(Records from a collection of figures)
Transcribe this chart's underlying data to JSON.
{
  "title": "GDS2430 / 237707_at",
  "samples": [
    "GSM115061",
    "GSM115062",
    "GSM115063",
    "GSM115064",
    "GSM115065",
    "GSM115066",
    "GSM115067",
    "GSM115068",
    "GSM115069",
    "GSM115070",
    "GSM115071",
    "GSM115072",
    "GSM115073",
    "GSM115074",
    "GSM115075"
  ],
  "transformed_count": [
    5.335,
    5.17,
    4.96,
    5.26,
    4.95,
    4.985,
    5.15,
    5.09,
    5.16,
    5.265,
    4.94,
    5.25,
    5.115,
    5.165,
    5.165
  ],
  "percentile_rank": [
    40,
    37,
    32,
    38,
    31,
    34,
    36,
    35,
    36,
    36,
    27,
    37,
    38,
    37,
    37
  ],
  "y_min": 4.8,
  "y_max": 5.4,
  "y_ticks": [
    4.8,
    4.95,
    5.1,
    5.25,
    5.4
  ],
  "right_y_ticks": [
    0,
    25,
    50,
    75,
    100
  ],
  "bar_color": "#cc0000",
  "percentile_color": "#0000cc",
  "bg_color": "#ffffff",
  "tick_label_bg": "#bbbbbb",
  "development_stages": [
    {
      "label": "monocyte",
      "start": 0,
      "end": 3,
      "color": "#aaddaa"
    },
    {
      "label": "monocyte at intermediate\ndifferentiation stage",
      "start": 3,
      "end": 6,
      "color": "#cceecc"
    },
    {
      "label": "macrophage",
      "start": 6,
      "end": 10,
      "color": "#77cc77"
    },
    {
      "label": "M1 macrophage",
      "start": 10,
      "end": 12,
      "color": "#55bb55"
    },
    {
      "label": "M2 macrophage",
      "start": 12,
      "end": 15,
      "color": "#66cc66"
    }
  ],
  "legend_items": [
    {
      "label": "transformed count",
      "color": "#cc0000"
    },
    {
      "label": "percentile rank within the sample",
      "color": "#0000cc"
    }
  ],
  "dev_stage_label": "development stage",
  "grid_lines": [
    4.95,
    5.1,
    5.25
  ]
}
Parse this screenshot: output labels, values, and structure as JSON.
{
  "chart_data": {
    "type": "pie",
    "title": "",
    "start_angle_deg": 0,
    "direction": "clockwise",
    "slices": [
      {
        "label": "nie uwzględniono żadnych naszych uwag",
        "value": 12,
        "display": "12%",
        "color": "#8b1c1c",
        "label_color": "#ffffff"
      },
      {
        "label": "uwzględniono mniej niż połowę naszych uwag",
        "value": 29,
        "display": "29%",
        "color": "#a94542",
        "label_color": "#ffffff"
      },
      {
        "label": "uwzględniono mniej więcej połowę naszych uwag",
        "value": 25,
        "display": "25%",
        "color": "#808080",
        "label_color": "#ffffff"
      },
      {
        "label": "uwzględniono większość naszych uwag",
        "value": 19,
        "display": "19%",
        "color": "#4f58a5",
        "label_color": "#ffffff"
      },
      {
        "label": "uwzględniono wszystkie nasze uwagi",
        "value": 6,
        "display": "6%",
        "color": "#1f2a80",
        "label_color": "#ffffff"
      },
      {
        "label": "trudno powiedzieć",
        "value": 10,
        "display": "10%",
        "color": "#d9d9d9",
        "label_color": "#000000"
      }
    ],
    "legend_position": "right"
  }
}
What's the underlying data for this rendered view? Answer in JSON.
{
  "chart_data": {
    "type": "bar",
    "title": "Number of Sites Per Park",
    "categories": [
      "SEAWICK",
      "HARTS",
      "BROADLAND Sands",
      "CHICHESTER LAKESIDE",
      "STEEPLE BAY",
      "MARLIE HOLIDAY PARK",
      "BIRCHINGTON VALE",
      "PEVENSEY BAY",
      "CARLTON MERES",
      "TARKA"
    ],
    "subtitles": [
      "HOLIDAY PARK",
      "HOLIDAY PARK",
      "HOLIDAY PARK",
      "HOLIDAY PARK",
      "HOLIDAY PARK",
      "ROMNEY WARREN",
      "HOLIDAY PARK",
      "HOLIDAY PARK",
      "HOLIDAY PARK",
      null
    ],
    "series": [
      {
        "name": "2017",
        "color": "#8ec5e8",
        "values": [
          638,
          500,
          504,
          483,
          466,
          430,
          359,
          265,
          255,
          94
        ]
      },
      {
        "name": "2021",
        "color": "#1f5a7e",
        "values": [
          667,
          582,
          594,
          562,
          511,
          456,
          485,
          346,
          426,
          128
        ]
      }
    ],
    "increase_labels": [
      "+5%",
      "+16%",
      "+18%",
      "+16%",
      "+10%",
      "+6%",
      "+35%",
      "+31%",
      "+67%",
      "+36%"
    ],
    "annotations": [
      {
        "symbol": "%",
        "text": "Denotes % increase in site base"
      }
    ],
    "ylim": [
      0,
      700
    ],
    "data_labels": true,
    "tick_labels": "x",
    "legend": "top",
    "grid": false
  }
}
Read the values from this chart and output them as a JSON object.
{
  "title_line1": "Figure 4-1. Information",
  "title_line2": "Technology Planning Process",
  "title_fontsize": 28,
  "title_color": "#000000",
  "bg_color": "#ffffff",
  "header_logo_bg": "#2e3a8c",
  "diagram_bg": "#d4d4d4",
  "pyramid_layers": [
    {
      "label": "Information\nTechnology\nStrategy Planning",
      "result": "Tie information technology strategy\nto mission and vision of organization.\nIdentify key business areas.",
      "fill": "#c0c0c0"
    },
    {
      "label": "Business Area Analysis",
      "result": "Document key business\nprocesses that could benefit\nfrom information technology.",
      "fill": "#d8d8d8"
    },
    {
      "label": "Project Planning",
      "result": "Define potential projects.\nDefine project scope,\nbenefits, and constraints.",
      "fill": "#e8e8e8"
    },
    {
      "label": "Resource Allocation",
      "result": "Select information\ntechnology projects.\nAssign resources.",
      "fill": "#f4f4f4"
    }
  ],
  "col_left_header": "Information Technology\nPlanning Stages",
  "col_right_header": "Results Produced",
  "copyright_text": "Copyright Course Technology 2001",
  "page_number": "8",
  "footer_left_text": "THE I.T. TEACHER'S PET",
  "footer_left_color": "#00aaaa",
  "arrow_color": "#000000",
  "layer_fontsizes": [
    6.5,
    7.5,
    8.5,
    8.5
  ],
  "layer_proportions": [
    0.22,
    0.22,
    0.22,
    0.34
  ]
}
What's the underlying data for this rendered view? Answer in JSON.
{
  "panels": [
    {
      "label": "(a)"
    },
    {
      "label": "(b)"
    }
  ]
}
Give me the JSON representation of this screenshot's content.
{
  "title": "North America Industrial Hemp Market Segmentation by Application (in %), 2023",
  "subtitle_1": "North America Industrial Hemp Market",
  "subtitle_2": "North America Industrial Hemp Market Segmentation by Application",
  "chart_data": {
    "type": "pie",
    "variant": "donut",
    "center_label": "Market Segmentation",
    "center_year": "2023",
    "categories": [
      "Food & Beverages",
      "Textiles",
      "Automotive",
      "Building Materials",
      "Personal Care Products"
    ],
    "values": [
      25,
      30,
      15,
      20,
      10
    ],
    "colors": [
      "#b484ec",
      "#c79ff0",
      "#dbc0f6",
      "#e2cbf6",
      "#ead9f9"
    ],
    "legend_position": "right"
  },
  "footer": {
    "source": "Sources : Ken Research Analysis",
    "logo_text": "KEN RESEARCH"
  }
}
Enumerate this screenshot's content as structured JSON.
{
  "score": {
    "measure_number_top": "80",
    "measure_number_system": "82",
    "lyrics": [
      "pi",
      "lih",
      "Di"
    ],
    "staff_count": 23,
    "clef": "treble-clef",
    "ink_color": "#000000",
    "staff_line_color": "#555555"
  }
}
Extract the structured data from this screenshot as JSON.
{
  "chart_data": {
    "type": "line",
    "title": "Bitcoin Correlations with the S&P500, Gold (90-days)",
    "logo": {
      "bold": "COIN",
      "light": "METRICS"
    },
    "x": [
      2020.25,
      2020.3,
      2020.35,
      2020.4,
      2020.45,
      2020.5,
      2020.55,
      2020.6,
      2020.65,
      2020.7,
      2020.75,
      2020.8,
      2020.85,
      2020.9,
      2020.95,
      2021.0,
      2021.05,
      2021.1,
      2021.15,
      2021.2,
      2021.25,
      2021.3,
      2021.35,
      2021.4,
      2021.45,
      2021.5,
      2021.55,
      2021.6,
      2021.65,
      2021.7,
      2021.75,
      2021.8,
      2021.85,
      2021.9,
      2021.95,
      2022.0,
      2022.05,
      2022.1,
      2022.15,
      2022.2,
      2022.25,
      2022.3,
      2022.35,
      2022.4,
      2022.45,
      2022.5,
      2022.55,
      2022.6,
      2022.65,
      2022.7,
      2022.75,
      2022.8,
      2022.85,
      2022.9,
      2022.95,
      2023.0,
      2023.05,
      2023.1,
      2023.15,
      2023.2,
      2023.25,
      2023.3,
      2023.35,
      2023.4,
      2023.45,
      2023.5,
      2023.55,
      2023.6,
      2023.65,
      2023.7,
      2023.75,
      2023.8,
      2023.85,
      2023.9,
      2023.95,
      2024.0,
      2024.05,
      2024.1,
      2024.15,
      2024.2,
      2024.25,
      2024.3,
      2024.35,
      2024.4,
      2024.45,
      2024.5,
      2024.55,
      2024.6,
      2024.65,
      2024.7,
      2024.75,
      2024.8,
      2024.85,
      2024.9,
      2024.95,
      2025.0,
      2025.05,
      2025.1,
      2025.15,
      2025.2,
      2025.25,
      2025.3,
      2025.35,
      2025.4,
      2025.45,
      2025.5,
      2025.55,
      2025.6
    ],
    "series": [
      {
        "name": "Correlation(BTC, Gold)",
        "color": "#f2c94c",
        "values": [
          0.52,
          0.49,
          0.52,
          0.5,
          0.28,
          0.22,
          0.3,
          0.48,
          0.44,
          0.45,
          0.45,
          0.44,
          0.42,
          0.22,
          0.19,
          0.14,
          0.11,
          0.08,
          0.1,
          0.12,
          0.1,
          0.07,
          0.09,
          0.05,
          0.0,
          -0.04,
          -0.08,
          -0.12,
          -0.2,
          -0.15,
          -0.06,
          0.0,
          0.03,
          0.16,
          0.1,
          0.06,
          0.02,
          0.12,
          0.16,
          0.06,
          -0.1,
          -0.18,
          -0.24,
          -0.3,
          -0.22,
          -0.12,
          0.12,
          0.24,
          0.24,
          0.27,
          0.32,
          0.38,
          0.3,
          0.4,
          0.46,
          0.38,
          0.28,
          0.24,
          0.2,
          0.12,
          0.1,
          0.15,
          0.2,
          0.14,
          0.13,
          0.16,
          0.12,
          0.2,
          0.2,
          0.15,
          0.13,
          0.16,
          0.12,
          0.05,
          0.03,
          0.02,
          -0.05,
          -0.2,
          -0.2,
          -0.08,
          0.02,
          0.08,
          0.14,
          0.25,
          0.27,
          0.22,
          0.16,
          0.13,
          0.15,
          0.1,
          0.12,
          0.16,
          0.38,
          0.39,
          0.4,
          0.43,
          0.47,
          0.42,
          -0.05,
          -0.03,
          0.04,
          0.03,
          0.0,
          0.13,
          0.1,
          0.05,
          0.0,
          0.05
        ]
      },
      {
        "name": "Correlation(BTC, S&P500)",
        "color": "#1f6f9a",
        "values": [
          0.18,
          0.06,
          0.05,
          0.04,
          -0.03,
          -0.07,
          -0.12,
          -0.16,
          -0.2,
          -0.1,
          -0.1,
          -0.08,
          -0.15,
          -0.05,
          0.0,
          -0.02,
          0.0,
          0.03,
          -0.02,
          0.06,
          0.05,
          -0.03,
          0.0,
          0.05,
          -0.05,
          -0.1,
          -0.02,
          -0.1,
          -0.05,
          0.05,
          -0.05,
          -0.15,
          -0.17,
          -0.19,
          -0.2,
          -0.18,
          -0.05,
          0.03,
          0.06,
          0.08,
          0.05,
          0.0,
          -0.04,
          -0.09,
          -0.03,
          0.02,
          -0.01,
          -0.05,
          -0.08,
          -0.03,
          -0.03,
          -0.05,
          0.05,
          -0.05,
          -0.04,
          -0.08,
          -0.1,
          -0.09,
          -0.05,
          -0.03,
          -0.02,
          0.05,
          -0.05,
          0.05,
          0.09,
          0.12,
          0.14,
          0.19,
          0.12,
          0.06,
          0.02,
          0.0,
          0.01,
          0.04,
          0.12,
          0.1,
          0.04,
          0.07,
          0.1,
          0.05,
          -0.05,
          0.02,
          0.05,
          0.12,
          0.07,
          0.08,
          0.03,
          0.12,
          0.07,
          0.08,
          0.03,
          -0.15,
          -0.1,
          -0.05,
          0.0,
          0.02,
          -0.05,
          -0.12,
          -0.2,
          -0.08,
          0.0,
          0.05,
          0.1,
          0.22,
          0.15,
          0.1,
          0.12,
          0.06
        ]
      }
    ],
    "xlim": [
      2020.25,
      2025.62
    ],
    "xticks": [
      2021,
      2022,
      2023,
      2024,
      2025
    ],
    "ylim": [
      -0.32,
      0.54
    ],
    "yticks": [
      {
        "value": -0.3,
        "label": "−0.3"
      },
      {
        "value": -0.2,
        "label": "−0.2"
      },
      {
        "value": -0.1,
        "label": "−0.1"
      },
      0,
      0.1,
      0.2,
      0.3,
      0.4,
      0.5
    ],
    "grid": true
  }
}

Exercise task:
Return every line in the listing that contains the word "screenshot".

Exercise output:
Parse this screenshot: output labels, values, and structure as JSON.
Give me the JSON representation of this screenshot's content.
Enumerate this screenshot's content as structured JSON.
Extract the structured data from this screenshot as JSON.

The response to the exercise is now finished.